(Collection entries)
++++++

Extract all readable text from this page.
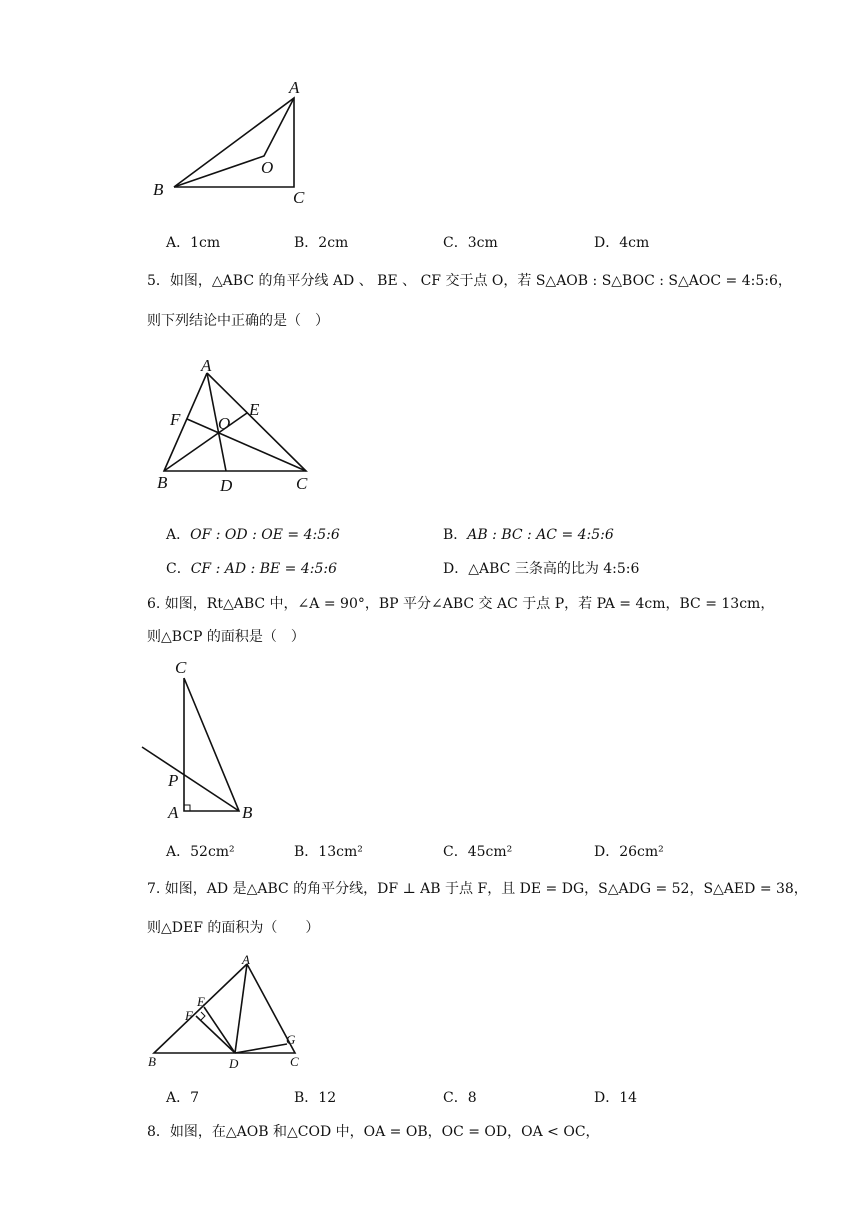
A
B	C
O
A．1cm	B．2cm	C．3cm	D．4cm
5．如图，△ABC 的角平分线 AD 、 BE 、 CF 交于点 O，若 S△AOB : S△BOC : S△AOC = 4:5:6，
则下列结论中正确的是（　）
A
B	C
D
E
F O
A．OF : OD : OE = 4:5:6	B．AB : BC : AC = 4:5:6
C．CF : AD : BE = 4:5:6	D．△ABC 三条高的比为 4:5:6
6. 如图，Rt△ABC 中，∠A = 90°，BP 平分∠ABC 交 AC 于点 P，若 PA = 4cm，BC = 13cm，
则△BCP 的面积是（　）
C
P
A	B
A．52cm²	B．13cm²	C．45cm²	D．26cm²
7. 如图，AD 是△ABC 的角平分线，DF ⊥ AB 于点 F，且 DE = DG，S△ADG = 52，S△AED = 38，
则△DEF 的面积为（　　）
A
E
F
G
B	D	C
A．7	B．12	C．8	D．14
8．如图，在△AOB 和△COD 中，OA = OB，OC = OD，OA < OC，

++++++

• **INSTRUCTIONS FOR THE TASK**
The material above holds pictures; copy everything else in it exactly.

• **FINAL RESULT**
Extract all readable text from this page.
A
B	C
O
A．1cm	B．2cm	C．3cm	D．4cm
5．如图，△ABC 的角平分线 AD 、 BE 、 CF 交于点 O，若 S△AOB : S△BOC : S△AOC = 4:5:6，
则下列结论中正确的是（　）
A
B	C
D
E
F O
A．OF : OD : OE = 4:5:6	B．AB : BC : AC = 4:5:6
C．CF : AD : BE = 4:5:6	D．△ABC 三条高的比为 4:5:6
6. 如图，Rt△ABC 中，∠A = 90°，BP 平分∠ABC 交 AC 于点 P，若 PA = 4cm，BC = 13cm，
则△BCP 的面积是（　）
C
P
A	B
A．52cm²	B．13cm²	C．45cm²	D．26cm²
7. 如图，AD 是△ABC 的角平分线，DF ⊥ AB 于点 F，且 DE = DG，S△ADG = 52，S△AED = 38，
则△DEF 的面积为（　　）
A
E
F
G
B	D	C
A．7	B．12	C．8	D．14
8．如图，在△AOB 和△COD 中，OA = OB，OC = OD，OA < OC，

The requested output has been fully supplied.